* **Given records**:
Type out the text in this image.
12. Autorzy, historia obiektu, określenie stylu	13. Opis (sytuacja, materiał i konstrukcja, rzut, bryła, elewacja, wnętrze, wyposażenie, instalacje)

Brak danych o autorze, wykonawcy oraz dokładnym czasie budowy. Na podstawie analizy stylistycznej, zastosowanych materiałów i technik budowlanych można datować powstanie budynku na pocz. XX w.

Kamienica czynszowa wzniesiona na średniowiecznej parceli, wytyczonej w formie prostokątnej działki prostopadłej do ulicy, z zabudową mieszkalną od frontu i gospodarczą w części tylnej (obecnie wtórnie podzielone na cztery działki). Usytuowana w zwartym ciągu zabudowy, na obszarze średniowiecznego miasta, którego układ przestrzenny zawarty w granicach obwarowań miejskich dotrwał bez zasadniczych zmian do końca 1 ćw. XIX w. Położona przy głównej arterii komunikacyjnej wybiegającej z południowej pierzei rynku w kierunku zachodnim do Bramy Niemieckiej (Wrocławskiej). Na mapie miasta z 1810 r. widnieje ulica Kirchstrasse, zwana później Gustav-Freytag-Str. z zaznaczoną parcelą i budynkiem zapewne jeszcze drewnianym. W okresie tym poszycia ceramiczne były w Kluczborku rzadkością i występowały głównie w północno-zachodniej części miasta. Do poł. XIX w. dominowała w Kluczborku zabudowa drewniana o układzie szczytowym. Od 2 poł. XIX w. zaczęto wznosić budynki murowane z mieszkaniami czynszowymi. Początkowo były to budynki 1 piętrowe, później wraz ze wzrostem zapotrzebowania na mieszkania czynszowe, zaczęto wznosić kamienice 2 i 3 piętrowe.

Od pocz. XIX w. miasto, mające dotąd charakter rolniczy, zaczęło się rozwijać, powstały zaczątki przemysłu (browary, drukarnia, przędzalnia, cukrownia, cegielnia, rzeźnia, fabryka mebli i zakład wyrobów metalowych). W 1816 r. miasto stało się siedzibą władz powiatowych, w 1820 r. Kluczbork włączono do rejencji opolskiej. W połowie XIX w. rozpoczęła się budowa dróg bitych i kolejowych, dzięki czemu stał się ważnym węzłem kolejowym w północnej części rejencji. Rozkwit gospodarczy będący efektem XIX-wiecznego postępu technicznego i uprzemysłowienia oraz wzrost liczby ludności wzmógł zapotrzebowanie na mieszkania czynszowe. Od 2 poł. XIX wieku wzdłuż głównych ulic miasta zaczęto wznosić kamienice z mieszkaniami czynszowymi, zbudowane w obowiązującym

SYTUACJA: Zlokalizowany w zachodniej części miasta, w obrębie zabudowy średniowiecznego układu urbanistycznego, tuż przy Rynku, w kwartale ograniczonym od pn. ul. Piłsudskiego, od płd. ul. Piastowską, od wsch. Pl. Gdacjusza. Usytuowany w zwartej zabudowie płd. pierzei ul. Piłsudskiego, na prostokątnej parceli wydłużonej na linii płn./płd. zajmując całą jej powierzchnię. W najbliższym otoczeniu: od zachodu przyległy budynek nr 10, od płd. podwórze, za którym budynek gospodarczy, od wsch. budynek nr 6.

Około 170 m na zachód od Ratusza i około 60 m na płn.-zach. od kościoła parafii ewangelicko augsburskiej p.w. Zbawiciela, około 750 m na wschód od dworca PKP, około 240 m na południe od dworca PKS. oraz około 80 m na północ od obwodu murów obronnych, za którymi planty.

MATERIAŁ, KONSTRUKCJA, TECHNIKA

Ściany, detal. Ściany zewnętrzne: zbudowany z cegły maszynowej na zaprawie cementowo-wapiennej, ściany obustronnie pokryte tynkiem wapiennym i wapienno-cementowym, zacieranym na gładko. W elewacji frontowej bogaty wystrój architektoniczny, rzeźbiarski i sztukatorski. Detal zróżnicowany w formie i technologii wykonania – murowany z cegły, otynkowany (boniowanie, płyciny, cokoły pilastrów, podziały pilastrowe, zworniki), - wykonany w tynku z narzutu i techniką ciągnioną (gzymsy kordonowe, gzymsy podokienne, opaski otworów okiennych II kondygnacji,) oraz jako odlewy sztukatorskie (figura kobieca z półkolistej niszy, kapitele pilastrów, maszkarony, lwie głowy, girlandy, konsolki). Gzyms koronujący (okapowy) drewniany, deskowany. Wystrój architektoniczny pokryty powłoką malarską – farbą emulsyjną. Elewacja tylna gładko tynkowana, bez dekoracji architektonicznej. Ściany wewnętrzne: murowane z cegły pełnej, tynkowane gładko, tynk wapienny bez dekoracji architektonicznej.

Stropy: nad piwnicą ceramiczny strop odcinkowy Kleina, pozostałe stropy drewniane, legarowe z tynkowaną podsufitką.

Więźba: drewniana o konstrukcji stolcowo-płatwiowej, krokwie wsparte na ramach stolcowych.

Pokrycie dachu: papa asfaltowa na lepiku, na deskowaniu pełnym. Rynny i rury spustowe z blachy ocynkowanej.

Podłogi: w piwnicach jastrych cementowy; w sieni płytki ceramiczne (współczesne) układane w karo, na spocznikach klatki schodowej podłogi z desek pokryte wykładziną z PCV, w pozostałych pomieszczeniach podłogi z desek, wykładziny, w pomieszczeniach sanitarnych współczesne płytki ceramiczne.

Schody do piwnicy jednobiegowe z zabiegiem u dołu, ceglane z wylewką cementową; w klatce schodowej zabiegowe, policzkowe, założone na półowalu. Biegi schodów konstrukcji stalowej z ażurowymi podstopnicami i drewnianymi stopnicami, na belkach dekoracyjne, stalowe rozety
...
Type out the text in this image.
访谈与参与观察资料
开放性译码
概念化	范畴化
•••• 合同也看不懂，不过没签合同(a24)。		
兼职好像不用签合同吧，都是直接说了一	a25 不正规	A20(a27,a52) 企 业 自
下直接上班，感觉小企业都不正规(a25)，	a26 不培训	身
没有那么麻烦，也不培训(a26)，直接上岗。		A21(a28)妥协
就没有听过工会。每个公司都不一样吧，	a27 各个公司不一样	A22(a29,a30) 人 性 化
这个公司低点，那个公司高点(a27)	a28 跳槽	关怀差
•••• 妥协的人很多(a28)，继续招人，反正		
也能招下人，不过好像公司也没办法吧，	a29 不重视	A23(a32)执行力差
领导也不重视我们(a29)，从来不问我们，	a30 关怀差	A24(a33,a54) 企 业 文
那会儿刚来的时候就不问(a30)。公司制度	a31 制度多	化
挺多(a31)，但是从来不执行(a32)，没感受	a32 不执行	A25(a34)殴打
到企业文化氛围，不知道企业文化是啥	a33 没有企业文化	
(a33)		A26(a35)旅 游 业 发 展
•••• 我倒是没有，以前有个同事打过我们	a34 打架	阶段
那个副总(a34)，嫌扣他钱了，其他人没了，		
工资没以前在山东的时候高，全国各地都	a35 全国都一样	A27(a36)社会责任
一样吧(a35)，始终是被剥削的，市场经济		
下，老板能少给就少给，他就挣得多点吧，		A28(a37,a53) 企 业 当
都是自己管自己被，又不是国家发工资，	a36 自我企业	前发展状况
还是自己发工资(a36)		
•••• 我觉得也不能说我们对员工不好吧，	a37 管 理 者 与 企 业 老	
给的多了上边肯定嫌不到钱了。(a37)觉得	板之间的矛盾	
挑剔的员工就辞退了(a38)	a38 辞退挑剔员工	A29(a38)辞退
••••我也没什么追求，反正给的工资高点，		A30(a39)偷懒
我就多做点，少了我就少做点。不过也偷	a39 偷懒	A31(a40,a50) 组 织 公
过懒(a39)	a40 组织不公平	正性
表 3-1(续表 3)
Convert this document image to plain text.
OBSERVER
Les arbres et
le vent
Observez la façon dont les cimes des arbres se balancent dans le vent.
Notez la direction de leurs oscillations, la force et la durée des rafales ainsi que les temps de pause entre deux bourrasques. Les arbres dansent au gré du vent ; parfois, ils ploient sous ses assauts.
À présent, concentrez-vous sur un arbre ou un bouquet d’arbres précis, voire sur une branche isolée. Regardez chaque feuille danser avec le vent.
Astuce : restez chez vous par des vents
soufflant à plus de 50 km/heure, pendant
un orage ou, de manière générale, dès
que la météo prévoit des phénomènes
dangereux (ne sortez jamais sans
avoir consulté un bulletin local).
* * *
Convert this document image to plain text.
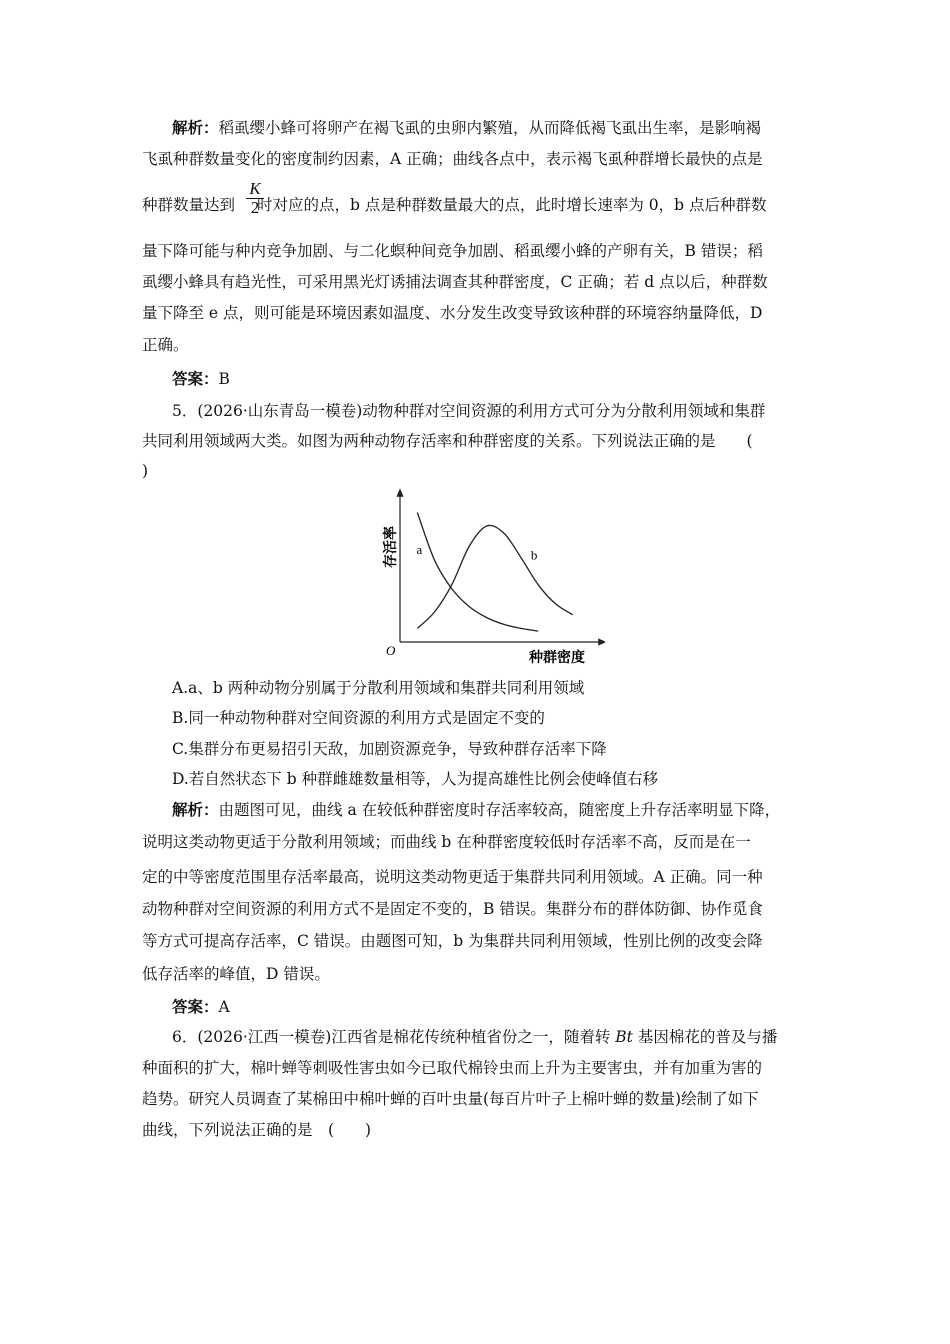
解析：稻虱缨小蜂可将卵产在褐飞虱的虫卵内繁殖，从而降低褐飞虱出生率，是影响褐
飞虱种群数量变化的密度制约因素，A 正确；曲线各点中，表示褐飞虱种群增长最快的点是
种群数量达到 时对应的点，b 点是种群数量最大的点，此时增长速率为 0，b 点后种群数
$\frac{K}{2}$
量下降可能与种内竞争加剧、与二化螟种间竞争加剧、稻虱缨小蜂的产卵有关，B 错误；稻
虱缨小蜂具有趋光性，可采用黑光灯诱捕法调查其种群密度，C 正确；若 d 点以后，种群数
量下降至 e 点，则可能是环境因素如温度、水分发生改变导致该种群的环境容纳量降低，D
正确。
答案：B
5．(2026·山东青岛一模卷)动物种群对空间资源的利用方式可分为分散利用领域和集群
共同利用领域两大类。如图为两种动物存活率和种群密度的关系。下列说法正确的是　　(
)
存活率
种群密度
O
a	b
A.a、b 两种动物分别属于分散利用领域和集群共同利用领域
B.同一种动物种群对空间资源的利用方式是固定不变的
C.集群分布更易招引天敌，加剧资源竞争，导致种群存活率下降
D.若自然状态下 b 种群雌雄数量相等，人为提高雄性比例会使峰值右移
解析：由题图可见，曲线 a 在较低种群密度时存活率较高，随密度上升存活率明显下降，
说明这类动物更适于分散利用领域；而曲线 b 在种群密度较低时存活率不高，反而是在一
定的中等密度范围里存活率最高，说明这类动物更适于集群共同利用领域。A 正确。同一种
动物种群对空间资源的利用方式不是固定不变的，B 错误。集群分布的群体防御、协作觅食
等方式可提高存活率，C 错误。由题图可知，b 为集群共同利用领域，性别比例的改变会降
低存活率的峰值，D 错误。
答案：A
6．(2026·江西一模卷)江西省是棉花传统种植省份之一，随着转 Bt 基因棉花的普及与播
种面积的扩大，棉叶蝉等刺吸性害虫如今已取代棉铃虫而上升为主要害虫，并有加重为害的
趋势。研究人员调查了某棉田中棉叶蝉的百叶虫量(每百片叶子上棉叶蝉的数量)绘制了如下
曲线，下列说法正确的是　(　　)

* **Given request**:
State, as a bare number, how many lines of the listing hold the word "schodowej".

* **Finished task**:
2